--- START OF Information provided ---
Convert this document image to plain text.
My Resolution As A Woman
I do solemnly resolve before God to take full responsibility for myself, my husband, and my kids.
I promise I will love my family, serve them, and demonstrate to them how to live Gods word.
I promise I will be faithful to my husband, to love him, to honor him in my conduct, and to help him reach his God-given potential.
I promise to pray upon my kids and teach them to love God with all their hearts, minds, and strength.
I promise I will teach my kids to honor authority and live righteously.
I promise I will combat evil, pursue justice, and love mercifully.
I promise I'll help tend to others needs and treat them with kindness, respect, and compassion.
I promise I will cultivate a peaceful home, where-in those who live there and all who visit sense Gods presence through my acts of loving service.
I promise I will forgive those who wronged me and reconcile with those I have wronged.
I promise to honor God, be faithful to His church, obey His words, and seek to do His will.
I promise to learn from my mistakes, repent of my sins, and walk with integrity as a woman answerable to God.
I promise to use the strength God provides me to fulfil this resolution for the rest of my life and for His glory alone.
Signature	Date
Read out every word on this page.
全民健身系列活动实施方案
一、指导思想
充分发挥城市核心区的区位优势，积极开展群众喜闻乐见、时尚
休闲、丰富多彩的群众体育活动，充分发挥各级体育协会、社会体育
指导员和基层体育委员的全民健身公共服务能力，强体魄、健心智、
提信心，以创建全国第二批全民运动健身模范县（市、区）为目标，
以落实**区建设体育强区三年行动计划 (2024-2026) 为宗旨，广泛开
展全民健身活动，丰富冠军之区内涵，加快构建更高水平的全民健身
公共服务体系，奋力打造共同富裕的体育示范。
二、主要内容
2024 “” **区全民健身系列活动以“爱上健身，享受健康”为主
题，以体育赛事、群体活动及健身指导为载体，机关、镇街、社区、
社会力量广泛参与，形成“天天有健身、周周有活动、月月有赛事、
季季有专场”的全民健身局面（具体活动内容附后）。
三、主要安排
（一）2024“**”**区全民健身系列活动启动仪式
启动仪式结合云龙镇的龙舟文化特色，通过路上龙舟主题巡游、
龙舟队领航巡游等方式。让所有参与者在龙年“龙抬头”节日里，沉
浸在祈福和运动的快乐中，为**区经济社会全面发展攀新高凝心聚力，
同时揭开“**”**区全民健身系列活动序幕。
--- END OF Information provided ---
Exactly reproduce every record.

### Final answer:
Convert this document image to plain text.
My Resolution As A Woman
I do solemnly resolve before God to take full responsibility for myself, my husband, and my kids.
I promise I will love my family, serve them, and demonstrate to them how to live Gods word.
I promise I will be faithful to my husband, to love him, to honor him in my conduct, and to help him reach his God-given potential.
I promise to pray upon my kids and teach them to love God with all their hearts, minds, and strength.
I promise I will teach my kids to honor authority and live righteously.
I promise I will combat evil, pursue justice, and love mercifully.
I promise I'll help tend to others needs and treat them with kindness, respect, and compassion.
I promise I will cultivate a peaceful home, where-in those who live there and all who visit sense Gods presence through my acts of loving service.
I promise I will forgive those who wronged me and reconcile with those I have wronged.
I promise to honor God, be faithful to His church, obey His words, and seek to do His will.
I promise to learn from my mistakes, repent of my sins, and walk with integrity as a woman answerable to God.
I promise to use the strength God provides me to fulfil this resolution for the rest of my life and for His glory alone.
Signature	Date
Read out every word on this page.
全民健身系列活动实施方案
一、指导思想
充分发挥城市核心区的区位优势，积极开展群众喜闻乐见、时尚
休闲、丰富多彩的群众体育活动，充分发挥各级体育协会、社会体育
指导员和基层体育委员的全民健身公共服务能力，强体魄、健心智、
提信心，以创建全国第二批全民运动健身模范县（市、区）为目标，
以落实**区建设体育强区三年行动计划 (2024-2026) 为宗旨，广泛开
展全民健身活动，丰富冠军之区内涵，加快构建更高水平的全民健身
公共服务体系，奋力打造共同富裕的体育示范。
二、主要内容
2024 “” **区全民健身系列活动以“爱上健身，享受健康”为主
题，以体育赛事、群体活动及健身指导为载体，机关、镇街、社区、
社会力量广泛参与，形成“天天有健身、周周有活动、月月有赛事、
季季有专场”的全民健身局面（具体活动内容附后）。
三、主要安排
（一）2024“**”**区全民健身系列活动启动仪式
启动仪式结合云龙镇的龙舟文化特色，通过路上龙舟主题巡游、
龙舟队领航巡游等方式。让所有参与者在龙年“龙抬头”节日里，沉
浸在祈福和运动的快乐中，为**区经济社会全面发展攀新高凝心聚力，
同时揭开“**”**区全民健身系列活动序幕。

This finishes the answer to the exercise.